◆ Texte étudié ◆
::::::
Il détaille les circonstances de l’accident : « Mon fils revenait d’une promenade à vélo avec son amie et sur le chemin du retour, sur une départementale, il s’est présenté une côte. Son amie lui a dit : ‘va devant, fais-toi plaisir, monte parce que moi, je monterai moins vite’. Donc, il est parti, mais pas comme un fou furieux. C’était quelqu’un de très prudent. Il portait son casque, il portait un gilet jaune, des gants jaunes pour être tout à fait visible des conducteurs. Mais une voiture a doublé son amie et quand elle est arrivée en haut de la côte, elle a vu Quentin dans le fossé. Les yeux mi-clos, m’a-t-elle dit, respirant faiblement. Elle lui a dit : ‘tiens bon’ et malheureusement, il est parti au bout de quelques souffles.
La condamnation a été sans effet parce qu’un an après, on le retrouve au volant sous cocaïne.
La condamnation a été sans effet parce qu’un an après, on le retrouve au volant sous cocaïne.
Olivier Le Bossé
La jeune femme n’a pas assisté directement à la collision. Il est donc difficile de savoir exactement ce qui s’est passé. Olivier Le Bossé indique qu’une « instruction est ouverte ». « Ce que je sais, c’est que le conducteur qui a percuté violemment par l’arrière le vélo de mon fils, il l’a éjecté, a une petite quarantaine et est artisan électricien. Il conduisait une voiture allemande puissante et a été testé positif à la cocaïne (…). Ce qui est terrible, c’est que ce n’est pas la première fois puisqu’il y a à peu près un an, cet individu, ce tueur, je dirais, a été contrôlé positif à la cocaïne et à l’alcool. C’est ce qu’on appelle un récidiviste », s’insurge-t-il, ajoutant que « la condamnation a été sans effet parce qu’un an après, on le retrouve au volant sous cocaïne ». « Quelle était la sanction, on ne le sait pas », lâche-t-il.
::::::
◆ Lignes fournies ◆
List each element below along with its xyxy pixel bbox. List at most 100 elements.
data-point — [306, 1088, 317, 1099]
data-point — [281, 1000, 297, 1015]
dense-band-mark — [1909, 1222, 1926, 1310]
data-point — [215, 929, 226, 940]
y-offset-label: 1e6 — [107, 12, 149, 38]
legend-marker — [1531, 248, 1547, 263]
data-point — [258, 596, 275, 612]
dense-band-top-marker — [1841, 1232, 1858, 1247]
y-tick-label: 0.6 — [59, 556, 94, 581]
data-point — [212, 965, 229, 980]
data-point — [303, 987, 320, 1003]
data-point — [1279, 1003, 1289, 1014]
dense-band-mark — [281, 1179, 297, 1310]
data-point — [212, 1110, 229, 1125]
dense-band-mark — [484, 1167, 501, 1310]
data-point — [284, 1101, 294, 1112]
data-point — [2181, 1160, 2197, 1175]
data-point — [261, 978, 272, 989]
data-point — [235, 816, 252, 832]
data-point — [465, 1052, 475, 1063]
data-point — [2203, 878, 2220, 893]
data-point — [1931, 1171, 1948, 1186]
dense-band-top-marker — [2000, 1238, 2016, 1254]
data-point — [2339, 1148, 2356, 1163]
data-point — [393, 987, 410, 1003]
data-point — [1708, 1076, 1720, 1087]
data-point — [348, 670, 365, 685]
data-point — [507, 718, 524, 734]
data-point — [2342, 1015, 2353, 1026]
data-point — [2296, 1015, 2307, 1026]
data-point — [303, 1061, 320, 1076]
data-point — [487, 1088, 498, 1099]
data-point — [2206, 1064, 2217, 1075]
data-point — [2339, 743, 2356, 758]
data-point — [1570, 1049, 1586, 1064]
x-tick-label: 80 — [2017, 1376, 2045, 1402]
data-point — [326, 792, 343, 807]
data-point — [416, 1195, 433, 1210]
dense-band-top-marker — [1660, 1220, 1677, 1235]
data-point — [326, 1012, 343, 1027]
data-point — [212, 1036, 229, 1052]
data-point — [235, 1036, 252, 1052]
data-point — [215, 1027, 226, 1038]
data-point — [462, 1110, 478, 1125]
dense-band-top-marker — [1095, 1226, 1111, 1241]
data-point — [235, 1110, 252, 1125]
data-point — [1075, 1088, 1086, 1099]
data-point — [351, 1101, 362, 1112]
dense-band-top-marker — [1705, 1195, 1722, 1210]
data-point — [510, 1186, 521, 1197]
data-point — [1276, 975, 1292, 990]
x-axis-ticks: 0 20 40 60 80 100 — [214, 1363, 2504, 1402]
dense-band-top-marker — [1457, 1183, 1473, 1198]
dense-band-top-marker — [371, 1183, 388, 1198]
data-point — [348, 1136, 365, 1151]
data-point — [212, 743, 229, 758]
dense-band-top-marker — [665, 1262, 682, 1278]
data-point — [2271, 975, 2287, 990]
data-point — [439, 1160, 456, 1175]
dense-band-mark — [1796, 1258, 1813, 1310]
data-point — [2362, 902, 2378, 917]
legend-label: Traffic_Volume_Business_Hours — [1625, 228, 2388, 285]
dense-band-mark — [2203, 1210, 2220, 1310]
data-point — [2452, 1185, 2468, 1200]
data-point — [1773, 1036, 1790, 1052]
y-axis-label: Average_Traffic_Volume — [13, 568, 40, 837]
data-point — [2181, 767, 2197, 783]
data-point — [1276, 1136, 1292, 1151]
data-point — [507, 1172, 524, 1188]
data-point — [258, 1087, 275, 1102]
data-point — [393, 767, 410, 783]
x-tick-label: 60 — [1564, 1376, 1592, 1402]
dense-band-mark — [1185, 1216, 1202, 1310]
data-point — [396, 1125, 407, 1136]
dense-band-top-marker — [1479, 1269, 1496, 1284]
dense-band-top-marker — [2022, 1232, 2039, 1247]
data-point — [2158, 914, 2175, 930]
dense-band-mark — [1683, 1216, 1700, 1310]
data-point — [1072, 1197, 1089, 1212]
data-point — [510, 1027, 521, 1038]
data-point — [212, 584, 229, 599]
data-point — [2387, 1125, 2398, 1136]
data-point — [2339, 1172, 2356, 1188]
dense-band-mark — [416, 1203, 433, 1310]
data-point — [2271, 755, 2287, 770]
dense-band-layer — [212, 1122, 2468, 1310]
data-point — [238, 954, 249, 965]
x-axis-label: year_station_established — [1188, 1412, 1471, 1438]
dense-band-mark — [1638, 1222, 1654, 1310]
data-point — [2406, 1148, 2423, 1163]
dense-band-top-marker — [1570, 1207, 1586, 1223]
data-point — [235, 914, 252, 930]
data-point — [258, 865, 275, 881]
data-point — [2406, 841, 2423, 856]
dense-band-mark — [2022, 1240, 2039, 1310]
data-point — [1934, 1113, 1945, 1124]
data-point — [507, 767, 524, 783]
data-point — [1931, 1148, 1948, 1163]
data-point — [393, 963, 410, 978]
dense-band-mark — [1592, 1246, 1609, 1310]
::::::
◆ Tâche à réaliser ◆
Extrayez sans rien modifier le passage du texte sur l'accident de vélo allant de « Il détaille les » à « de quelques souffles. ».

◆ Solution détaillée ◆
Il détaille les circonstances de l’accident : « Mon fils revenait d’une promenade à vélo avec son amie et sur le chemin du retour, sur une départementale, il s’est présenté une côte. Son amie lui a dit : ‘va devant, fais-toi plaisir, monte parce que moi, je monterai moins vite’. Donc, il est parti, mais pas comme un fou furieux. C’était quelqu’un de très prudent. Il portait son casque, il portait un gilet jaune, des gants jaunes pour être tout à fait visible des conducteurs. Mais une voiture a doublé son amie et quand elle est arrivée en haut de la côte, elle a vu Quentin dans le fossé. Les yeux mi-clos, m’a-t-elle dit, respirant faiblement. Elle lui a dit : ‘tiens bon’ et malheureusement, il est parti au bout de quelques souffles.